Excerpts from a figure dataset
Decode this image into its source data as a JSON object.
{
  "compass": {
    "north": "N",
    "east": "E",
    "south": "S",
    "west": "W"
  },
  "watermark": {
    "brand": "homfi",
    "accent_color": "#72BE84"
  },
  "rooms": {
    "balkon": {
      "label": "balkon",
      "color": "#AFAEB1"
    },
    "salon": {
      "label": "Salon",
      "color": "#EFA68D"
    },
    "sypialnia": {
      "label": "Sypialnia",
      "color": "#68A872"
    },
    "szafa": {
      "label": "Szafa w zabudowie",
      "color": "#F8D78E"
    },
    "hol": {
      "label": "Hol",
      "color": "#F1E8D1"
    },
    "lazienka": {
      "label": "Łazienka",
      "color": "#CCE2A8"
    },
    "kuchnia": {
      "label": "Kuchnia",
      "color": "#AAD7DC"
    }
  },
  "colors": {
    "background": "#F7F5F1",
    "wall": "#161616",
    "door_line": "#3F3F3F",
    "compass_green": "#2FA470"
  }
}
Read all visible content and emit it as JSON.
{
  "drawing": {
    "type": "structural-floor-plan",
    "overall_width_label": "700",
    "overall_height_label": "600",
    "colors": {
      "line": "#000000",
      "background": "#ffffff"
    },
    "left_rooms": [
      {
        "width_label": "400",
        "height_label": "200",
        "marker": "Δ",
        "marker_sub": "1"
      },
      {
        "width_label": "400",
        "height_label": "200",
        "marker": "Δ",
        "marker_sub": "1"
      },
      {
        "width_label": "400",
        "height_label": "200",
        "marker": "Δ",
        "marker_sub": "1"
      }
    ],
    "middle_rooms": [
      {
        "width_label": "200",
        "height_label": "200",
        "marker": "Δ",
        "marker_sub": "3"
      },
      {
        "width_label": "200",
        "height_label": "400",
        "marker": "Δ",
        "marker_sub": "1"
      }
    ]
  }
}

...

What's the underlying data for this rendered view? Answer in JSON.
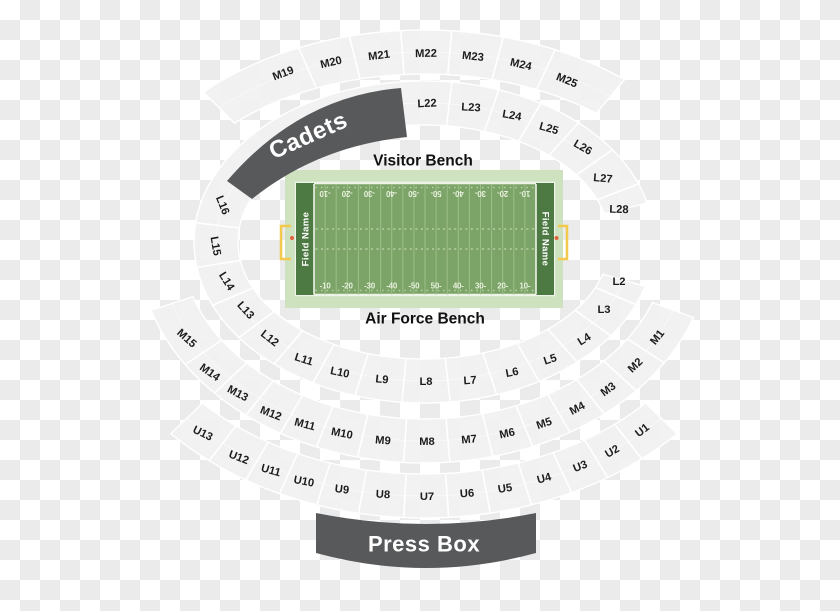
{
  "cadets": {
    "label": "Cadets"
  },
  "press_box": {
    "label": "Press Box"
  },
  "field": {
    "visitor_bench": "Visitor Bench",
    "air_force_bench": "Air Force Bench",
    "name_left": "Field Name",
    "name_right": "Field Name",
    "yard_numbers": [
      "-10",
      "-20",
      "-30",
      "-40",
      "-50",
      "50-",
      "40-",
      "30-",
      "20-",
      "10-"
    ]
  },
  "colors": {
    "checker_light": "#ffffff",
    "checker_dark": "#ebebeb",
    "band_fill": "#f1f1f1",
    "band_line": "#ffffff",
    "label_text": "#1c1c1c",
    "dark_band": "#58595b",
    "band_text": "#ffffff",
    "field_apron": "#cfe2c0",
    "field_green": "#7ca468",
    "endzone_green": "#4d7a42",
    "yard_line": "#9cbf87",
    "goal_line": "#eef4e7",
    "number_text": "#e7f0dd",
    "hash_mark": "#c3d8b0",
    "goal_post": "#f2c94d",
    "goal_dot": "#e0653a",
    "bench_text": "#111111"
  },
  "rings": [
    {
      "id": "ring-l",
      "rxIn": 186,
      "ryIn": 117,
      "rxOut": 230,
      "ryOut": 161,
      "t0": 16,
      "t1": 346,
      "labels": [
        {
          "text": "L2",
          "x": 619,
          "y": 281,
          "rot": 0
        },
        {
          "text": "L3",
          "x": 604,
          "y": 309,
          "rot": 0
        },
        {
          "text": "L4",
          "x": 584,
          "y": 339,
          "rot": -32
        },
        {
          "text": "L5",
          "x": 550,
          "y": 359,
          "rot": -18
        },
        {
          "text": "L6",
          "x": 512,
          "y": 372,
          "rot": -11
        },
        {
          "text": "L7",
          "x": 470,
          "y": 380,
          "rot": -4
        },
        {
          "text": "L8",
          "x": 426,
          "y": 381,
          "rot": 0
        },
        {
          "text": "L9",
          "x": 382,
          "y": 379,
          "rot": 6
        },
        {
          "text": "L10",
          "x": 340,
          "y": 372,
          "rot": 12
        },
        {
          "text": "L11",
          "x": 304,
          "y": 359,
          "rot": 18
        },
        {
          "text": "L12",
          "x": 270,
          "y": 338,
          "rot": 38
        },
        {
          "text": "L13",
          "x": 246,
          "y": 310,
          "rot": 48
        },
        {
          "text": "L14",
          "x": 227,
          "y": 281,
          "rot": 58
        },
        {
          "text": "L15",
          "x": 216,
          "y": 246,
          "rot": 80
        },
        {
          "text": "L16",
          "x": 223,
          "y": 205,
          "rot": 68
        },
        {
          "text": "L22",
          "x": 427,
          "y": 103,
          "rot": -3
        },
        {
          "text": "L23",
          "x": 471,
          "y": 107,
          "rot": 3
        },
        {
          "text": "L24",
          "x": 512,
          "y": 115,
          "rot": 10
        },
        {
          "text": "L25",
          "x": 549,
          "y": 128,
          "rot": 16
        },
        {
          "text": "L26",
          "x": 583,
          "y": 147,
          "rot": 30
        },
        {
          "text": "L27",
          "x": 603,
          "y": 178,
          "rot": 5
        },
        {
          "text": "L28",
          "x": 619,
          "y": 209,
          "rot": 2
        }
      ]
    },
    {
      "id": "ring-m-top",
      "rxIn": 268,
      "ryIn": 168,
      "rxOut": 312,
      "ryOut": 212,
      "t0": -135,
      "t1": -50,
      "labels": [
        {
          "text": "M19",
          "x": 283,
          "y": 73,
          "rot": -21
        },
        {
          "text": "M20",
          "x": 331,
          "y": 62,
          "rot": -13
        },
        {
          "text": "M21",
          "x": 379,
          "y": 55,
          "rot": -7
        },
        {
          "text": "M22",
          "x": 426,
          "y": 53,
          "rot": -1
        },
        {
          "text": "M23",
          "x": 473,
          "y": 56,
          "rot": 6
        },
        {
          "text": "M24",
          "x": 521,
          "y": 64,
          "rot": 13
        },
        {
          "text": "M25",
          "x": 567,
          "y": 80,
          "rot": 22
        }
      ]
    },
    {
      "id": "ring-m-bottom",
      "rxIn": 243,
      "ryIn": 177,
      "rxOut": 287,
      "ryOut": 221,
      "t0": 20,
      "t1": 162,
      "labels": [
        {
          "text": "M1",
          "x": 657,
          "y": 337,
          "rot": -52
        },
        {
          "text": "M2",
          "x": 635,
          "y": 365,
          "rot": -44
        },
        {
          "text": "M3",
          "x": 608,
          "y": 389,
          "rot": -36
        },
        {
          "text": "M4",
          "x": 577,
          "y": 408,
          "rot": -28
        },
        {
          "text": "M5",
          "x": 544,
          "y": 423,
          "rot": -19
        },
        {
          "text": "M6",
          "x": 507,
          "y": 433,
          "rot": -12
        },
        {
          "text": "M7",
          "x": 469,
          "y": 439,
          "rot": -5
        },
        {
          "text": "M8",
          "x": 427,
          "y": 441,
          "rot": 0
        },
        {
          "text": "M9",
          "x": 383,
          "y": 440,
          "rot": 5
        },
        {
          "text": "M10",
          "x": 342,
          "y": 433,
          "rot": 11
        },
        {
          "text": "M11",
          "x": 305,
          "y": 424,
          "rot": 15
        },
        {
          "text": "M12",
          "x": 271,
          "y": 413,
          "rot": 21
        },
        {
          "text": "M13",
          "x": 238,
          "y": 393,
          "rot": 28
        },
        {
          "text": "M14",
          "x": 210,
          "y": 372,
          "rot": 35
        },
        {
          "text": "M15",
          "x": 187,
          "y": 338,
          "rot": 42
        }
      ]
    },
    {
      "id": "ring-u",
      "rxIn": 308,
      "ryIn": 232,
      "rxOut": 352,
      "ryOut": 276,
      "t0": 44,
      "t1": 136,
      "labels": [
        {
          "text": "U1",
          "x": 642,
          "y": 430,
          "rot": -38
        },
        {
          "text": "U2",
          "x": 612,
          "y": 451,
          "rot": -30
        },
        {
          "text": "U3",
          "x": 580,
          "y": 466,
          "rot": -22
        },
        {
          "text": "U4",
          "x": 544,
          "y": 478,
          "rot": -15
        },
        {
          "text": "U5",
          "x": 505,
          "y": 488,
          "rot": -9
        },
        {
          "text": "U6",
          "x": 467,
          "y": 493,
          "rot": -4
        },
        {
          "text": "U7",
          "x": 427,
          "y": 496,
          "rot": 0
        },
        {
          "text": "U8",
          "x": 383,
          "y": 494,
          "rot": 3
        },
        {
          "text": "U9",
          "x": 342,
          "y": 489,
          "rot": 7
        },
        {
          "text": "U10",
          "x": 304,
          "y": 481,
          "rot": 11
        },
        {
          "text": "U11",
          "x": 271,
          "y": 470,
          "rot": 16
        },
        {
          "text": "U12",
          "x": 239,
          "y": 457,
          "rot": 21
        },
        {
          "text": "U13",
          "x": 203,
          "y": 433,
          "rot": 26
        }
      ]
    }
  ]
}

▶ **WORK INSTRUCTIONS**:
From the listing, tally every line with the word "background" in it and give only the tally.

▶ **SOLUTION**:
2